Exercise task → Every line that contains the word "JSON" should be copied out.

★ ★ ★ ★ ★ ★ ★

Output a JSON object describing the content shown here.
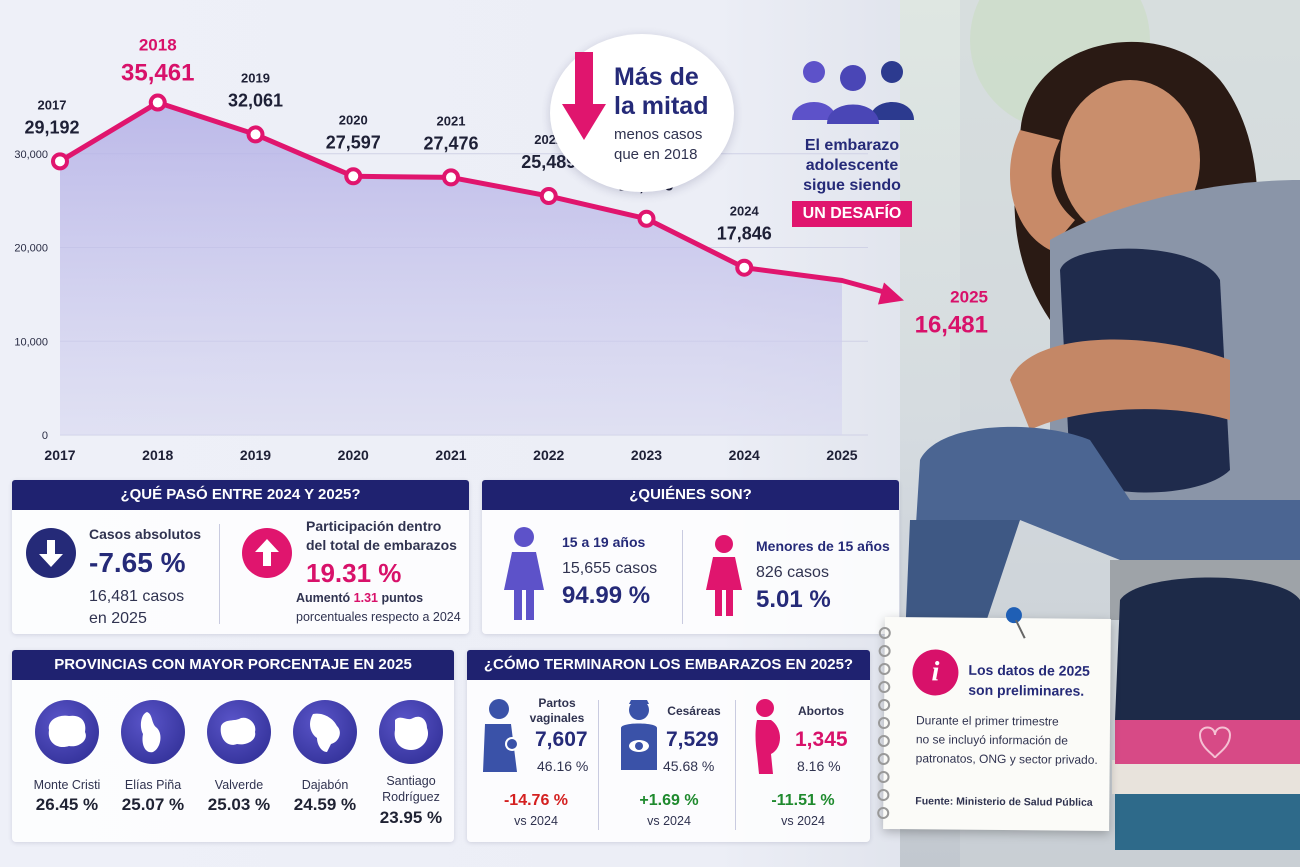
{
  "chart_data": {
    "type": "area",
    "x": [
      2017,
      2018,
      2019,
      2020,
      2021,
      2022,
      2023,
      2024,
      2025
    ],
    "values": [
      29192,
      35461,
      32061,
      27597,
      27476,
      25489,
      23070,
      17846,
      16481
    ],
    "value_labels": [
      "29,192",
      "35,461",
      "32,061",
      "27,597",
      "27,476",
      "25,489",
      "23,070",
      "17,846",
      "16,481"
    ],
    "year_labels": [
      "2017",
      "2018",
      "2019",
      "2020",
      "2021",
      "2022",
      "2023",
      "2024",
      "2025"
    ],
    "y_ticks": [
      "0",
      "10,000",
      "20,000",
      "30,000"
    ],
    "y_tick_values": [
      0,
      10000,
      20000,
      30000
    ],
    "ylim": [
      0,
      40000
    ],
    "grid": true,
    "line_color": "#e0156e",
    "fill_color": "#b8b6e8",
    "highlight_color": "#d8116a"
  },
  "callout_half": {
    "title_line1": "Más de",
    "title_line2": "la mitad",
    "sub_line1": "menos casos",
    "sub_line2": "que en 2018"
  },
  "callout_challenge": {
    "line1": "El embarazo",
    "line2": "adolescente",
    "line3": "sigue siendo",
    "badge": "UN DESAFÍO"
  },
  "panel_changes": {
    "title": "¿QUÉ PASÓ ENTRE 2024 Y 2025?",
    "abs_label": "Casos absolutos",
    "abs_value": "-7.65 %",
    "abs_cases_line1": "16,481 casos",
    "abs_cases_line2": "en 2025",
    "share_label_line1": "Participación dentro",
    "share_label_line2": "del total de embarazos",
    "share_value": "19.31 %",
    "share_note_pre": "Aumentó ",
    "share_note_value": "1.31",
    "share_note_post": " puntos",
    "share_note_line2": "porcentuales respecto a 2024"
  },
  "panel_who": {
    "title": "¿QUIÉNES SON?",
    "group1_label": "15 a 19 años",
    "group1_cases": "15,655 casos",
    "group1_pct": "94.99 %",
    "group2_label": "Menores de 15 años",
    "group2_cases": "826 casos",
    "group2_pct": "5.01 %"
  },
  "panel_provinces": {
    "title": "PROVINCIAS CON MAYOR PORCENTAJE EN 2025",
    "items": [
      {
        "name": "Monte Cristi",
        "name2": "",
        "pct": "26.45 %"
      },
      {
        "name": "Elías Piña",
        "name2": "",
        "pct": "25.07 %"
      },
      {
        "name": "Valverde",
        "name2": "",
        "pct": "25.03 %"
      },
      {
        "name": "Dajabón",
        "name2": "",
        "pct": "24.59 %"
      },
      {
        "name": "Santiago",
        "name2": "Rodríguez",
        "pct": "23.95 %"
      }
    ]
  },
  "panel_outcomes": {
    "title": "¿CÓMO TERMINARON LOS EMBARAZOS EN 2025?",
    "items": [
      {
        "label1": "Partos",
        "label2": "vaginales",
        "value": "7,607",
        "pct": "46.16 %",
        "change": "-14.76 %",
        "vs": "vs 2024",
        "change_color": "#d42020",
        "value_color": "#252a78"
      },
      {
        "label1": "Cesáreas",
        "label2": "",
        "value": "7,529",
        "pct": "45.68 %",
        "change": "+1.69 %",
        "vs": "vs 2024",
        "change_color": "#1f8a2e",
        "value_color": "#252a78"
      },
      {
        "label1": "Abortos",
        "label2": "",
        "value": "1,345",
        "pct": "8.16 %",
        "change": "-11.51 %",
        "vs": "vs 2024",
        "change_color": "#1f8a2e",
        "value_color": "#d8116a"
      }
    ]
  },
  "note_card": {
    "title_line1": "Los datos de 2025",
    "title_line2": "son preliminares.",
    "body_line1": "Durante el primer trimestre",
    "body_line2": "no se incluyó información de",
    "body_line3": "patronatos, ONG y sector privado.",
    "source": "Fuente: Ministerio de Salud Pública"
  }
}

★ ★ ★ ★ ★ ★ ★

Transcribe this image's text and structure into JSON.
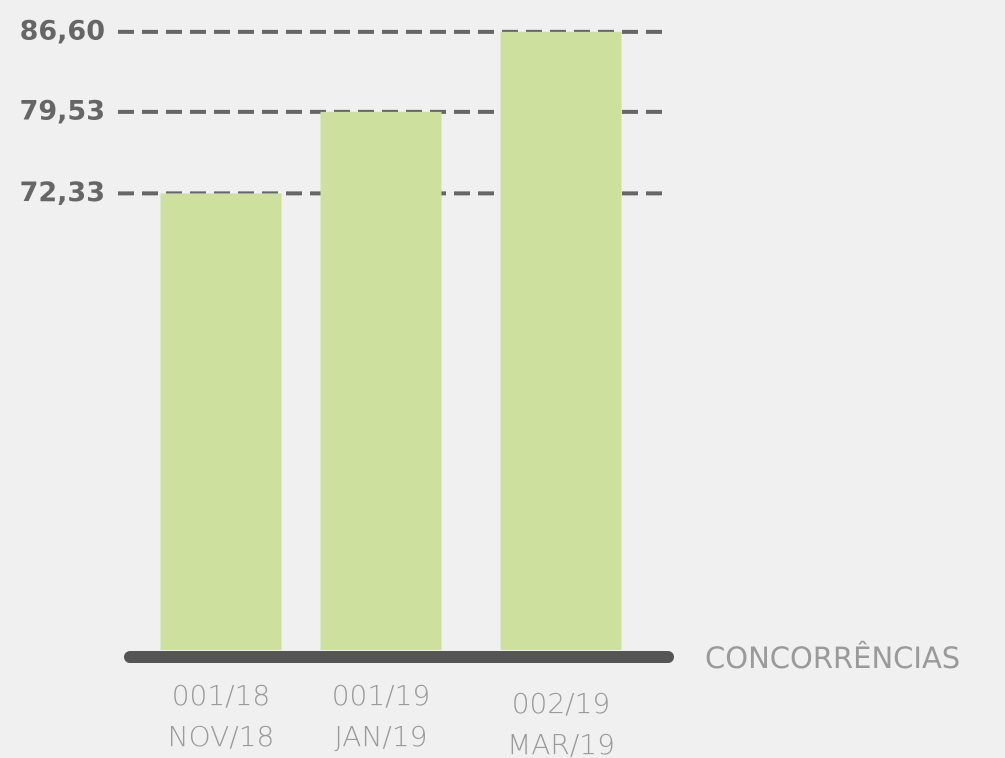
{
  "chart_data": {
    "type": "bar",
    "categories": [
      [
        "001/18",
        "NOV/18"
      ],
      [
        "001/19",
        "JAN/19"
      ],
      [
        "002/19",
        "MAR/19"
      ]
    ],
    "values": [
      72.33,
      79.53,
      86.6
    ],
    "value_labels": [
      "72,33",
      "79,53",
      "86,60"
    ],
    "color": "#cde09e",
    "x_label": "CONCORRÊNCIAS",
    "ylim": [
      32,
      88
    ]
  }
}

★ ★ ★ ★ ★ ★ ★

Reply to the task →
Output a JSON object describing the content shown here.
Transcribe this image's text and structure into JSON.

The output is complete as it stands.